▶ Stated exercise: Records follow. Pull out every line that contains "качества".

▶ Dataset excerpts:
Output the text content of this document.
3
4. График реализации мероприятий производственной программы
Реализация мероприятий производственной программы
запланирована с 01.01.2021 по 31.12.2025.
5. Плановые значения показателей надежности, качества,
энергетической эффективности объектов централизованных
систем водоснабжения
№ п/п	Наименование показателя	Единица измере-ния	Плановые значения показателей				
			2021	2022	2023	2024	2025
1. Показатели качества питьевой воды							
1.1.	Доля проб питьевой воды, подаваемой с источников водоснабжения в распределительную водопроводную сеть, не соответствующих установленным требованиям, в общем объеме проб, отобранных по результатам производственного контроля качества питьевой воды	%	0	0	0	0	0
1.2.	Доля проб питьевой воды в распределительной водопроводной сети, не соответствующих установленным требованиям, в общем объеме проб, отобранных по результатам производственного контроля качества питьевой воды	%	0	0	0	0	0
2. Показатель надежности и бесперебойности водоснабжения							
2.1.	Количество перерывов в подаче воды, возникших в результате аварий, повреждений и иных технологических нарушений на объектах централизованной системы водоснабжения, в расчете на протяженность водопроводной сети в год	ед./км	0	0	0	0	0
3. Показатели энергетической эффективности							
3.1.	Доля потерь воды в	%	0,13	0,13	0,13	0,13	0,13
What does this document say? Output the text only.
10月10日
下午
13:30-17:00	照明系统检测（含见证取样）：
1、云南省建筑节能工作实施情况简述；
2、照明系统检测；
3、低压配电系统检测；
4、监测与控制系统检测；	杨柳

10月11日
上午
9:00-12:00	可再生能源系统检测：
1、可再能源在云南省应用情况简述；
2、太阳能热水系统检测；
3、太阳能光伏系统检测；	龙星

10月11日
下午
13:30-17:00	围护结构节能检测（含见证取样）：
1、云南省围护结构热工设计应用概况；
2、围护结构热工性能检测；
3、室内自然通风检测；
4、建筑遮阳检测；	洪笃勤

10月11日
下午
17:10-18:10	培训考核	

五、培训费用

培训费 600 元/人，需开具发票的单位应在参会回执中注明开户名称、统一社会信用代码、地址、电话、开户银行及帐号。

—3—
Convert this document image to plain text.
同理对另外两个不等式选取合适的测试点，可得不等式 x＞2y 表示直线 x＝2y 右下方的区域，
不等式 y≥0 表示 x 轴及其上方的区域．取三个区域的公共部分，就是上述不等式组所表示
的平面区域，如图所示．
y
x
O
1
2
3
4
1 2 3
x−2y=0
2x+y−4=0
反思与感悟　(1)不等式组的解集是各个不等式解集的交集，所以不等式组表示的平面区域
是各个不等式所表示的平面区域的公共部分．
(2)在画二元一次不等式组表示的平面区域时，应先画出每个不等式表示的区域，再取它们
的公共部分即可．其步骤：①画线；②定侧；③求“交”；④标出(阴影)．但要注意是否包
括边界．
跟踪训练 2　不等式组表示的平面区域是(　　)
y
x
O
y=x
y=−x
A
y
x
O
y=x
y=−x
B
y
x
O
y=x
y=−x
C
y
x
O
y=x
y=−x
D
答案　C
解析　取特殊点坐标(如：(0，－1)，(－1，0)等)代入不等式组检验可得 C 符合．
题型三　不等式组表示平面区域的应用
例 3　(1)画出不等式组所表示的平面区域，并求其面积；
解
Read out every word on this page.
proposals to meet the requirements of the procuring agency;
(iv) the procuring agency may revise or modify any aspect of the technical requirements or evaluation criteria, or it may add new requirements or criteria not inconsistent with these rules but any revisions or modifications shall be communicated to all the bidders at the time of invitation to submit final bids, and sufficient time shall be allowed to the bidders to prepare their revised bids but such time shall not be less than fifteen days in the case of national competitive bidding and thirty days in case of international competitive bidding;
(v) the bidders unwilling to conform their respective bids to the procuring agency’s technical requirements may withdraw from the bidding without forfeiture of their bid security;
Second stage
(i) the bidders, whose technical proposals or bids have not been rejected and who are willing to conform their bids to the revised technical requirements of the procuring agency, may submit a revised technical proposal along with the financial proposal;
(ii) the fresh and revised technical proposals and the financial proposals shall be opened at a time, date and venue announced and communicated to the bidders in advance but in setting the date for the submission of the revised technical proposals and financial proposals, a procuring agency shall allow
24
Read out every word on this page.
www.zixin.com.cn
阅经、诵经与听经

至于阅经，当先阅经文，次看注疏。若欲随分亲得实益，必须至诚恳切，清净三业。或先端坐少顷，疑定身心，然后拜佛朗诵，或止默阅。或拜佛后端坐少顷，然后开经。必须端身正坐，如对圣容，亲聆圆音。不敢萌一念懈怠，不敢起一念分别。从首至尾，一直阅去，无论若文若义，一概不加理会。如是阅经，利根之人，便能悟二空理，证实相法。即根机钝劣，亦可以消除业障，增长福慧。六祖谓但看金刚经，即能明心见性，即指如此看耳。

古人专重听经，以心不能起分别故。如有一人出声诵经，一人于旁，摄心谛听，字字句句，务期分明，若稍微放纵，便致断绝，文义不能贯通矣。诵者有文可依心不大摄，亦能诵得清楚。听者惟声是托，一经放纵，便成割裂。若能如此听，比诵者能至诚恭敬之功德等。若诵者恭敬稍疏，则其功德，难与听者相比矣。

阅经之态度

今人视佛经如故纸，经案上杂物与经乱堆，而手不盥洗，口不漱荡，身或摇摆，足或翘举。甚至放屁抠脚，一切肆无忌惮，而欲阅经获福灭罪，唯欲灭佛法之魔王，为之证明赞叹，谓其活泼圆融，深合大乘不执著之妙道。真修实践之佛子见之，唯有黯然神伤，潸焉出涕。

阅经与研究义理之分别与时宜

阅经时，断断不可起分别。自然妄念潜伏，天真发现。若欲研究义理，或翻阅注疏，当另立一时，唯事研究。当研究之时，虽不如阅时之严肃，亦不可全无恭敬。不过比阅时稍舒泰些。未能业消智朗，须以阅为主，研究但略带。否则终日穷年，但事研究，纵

▶ Output for this exercise:
5. Плановые значения показателей надежности, качества,
1. Показатели качества питьевой воды							
1.1.	Доля проб питьевой воды, подаваемой с источников водоснабжения в распределительную водопроводную сеть, не соответствующих установленным требованиям, в общем объеме проб, отобранных по результатам производственного контроля качества питьевой воды	%	0	0	0	0	0
1.2.	Доля проб питьевой воды в распределительной водопроводной сети, не соответствующих установленным требованиям, в общем объеме проб, отобранных по результатам производственного контроля качества питьевой воды	%	0	0	0	0	0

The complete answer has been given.